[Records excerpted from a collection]

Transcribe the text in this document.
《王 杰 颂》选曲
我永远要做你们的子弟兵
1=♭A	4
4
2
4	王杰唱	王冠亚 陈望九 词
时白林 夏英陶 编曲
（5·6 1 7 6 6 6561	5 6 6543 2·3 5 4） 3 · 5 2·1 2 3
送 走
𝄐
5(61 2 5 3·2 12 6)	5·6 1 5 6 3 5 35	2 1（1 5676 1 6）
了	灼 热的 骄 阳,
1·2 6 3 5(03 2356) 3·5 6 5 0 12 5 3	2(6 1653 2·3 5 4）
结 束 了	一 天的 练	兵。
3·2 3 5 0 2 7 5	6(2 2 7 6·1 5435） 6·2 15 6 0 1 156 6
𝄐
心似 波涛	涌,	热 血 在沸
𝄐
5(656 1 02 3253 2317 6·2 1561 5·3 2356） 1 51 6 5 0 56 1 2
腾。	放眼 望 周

## PROBLEM STATEMENT
Set down every record above exactly as given.

## EXERCISE RESULT
Transcribe the text in this document.
《王 杰 颂》选曲
我永远要做你们的子弟兵
1=♭A	4
4
2
4	王杰唱	王冠亚 陈望九 词
时白林 夏英陶 编曲
（5·6 1 7 6 6 6561	5 6 6543 2·3 5 4） 3 · 5 2·1 2 3
送 走
𝄐
5(61 2 5 3·2 12 6)	5·6 1 5 6 3 5 35	2 1（1 5676 1 6）
了	灼 热的 骄 阳,
1·2 6 3 5(03 2356) 3·5 6 5 0 12 5 3	2(6 1653 2·3 5 4）
结 束 了	一 天的 练	兵。
3·2 3 5 0 2 7 5	6(2 2 7 6·1 5435） 6·2 15 6 0 1 156 6
𝄐
心似 波涛	涌,	热 血 在沸
𝄐
5(656 1 02 3253 2317 6·2 1561 5·3 2356） 1 51 6 5 0 56 1 2
腾。	放眼 望 周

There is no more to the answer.